■ **TASK DESCRIPTION**:
Quote word for word the lines starting at the line with "Type out the text in this image." and ending at the final line of the entries. Leave out any pictures.

■ **RECORDS SUPPLIED**:
** BEGIN **
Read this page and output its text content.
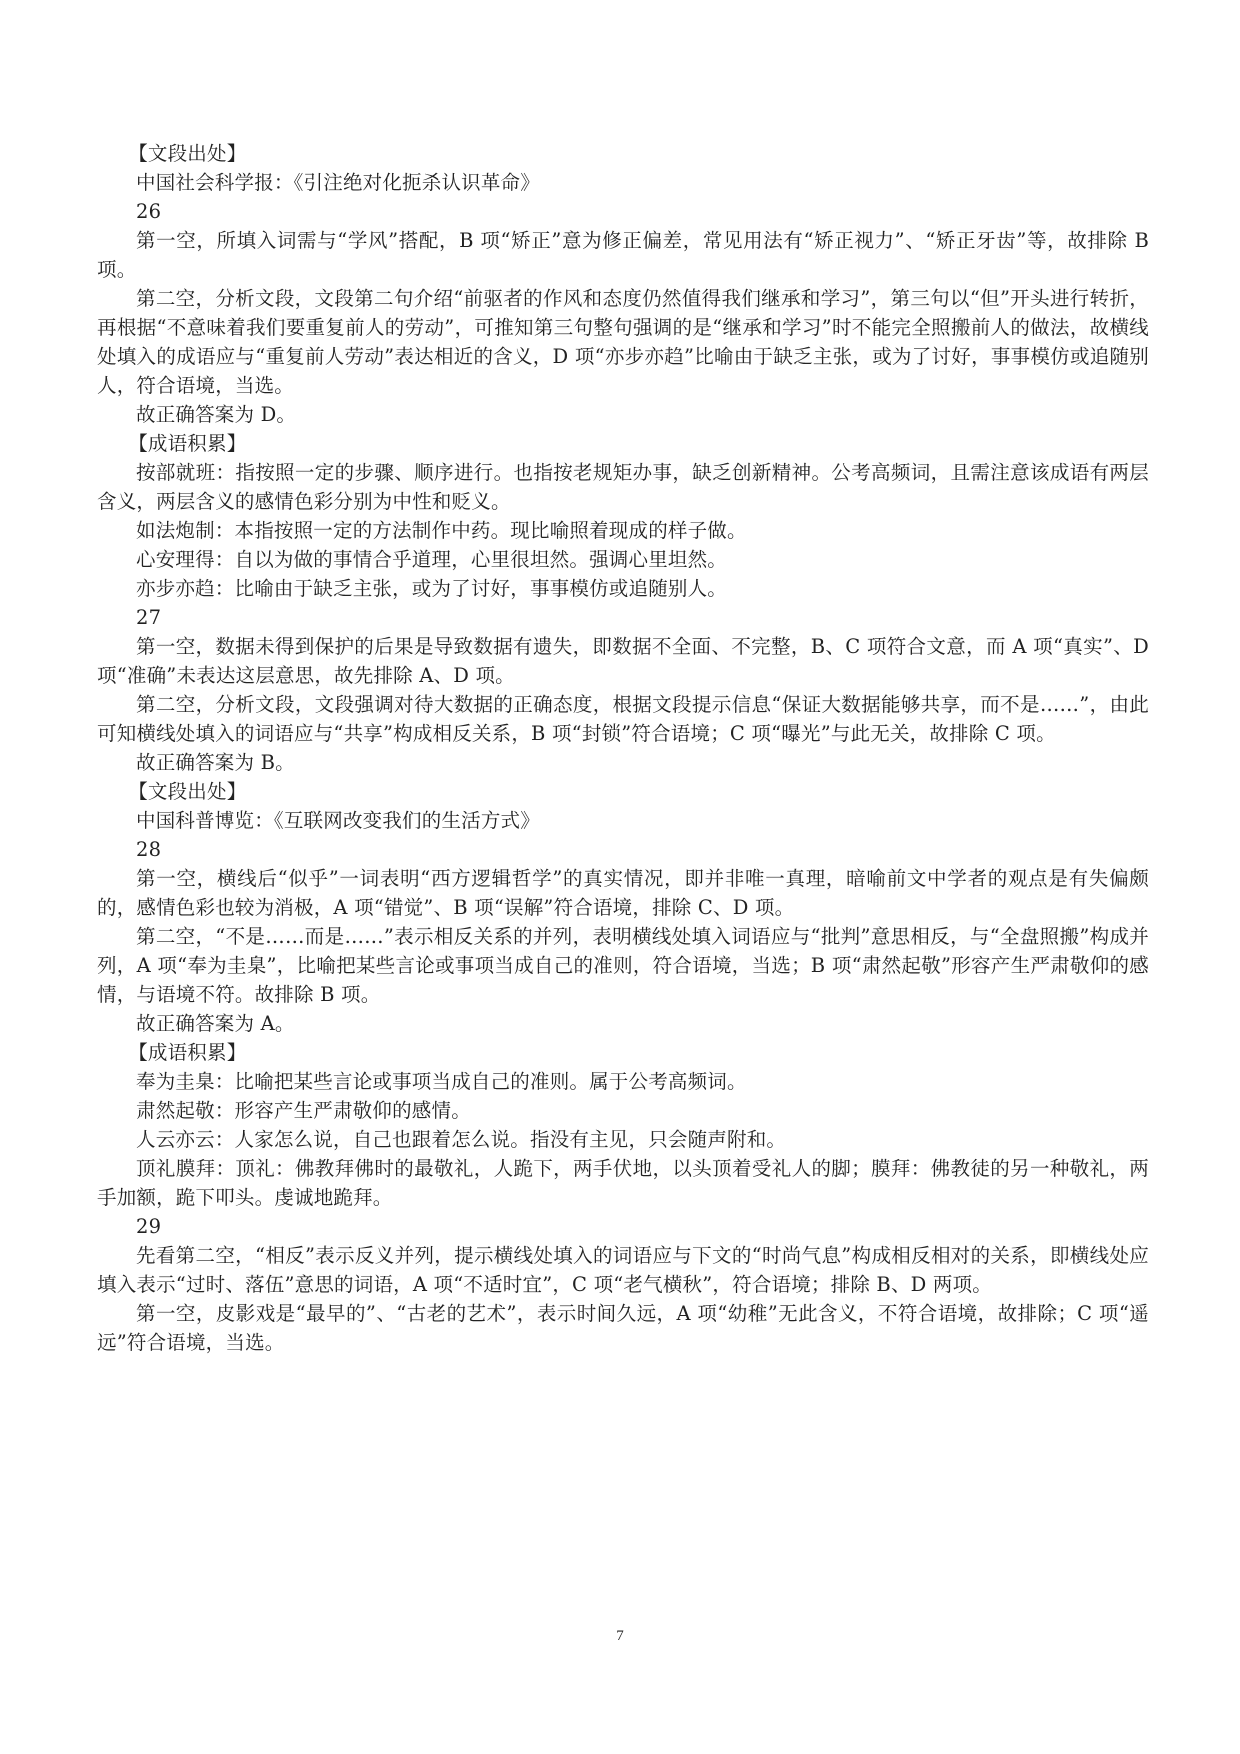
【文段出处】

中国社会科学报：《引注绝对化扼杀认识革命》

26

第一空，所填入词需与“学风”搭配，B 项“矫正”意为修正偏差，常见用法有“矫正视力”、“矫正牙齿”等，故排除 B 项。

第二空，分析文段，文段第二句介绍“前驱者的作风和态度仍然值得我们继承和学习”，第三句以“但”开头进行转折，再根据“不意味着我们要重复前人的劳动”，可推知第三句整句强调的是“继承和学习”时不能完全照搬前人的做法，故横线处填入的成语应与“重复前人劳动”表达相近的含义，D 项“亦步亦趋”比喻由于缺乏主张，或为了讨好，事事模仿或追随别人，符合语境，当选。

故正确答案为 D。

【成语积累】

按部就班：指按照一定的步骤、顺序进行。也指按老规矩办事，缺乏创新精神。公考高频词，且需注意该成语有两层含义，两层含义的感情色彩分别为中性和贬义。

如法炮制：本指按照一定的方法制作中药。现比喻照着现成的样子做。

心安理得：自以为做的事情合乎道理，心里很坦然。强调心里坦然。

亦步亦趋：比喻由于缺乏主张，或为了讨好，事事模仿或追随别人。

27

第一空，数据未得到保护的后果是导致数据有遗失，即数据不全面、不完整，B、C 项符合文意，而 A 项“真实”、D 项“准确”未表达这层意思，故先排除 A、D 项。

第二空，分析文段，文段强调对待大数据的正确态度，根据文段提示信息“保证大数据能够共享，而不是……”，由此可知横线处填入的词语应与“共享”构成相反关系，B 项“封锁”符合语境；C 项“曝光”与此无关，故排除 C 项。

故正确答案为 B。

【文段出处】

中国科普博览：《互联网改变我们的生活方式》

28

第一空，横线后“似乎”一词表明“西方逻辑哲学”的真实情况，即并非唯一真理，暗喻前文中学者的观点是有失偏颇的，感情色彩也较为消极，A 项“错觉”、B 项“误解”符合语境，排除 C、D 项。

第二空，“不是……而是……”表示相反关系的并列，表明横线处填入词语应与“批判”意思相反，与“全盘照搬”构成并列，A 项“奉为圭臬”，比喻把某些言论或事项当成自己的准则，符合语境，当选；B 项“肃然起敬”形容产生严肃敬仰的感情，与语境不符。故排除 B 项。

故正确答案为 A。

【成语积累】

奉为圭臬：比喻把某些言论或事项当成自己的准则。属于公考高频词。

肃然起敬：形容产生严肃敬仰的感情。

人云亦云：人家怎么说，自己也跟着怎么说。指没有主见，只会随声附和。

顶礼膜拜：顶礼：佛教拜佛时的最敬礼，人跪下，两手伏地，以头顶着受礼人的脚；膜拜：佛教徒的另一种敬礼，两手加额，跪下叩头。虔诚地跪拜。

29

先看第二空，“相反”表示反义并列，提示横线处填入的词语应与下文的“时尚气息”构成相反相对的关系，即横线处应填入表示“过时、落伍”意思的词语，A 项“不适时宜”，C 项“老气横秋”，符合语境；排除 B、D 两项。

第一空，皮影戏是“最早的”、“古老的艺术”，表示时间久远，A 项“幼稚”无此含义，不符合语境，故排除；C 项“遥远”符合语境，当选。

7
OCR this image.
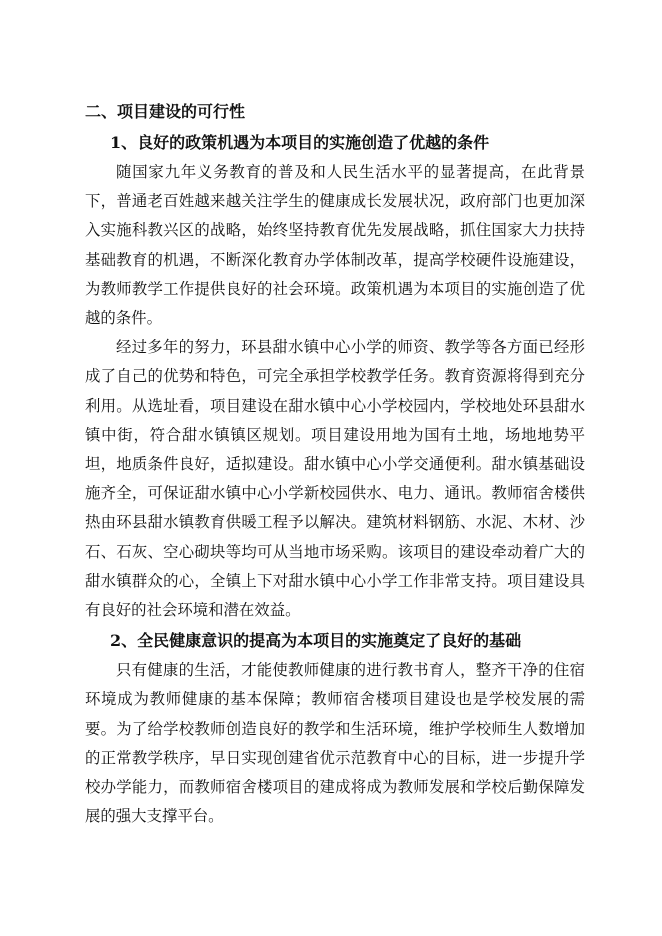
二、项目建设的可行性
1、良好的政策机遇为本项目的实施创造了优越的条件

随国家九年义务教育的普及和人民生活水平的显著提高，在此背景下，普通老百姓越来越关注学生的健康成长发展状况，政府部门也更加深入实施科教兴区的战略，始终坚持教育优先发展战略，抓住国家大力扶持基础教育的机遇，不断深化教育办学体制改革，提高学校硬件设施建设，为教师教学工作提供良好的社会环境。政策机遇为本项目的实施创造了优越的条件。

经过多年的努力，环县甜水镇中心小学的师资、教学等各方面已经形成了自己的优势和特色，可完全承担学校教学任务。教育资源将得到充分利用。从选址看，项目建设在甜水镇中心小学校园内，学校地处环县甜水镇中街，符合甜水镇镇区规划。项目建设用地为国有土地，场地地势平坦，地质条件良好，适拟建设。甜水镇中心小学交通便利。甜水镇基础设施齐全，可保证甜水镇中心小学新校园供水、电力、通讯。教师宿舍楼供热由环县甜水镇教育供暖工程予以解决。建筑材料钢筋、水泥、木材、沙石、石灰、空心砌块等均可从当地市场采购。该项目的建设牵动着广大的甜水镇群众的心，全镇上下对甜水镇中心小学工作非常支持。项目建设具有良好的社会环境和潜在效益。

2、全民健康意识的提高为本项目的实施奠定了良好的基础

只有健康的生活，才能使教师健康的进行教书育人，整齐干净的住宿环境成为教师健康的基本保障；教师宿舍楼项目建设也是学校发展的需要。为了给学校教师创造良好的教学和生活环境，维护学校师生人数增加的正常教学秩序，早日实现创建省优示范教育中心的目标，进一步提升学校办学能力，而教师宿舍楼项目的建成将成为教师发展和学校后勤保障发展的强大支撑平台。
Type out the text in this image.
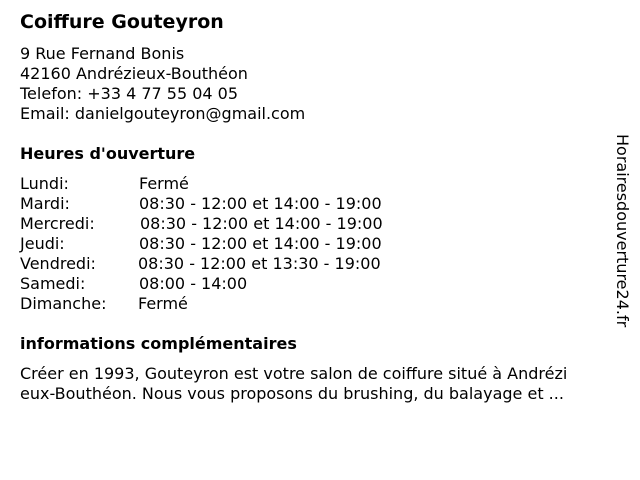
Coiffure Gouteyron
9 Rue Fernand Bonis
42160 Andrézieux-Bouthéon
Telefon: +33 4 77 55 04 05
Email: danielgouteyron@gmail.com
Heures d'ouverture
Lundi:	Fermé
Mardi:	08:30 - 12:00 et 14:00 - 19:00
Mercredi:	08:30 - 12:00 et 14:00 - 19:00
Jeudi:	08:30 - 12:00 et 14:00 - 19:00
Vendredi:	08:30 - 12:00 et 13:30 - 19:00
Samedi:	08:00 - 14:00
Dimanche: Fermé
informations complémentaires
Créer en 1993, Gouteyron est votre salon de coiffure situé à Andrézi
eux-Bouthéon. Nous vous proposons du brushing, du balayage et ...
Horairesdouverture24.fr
** END **
■ **SOLUTION**:
Type out the text in this image.
Coiffure Gouteyron
9 Rue Fernand Bonis
42160 Andrézieux-Bouthéon
Telefon: +33 4 77 55 04 05
Email: danielgouteyron@gmail.com
Heures d'ouverture
Lundi:	Fermé
Mardi:	08:30 - 12:00 et 14:00 - 19:00
Mercredi:	08:30 - 12:00 et 14:00 - 19:00
Jeudi:	08:30 - 12:00 et 14:00 - 19:00
Vendredi:	08:30 - 12:00 et 13:30 - 19:00
Samedi:	08:00 - 14:00
Dimanche: Fermé
informations complémentaires
Créer en 1993, Gouteyron est votre salon de coiffure situé à Andrézi
eux-Bouthéon. Nous vous proposons du brushing, du balayage et ...
Horairesdouverture24.fr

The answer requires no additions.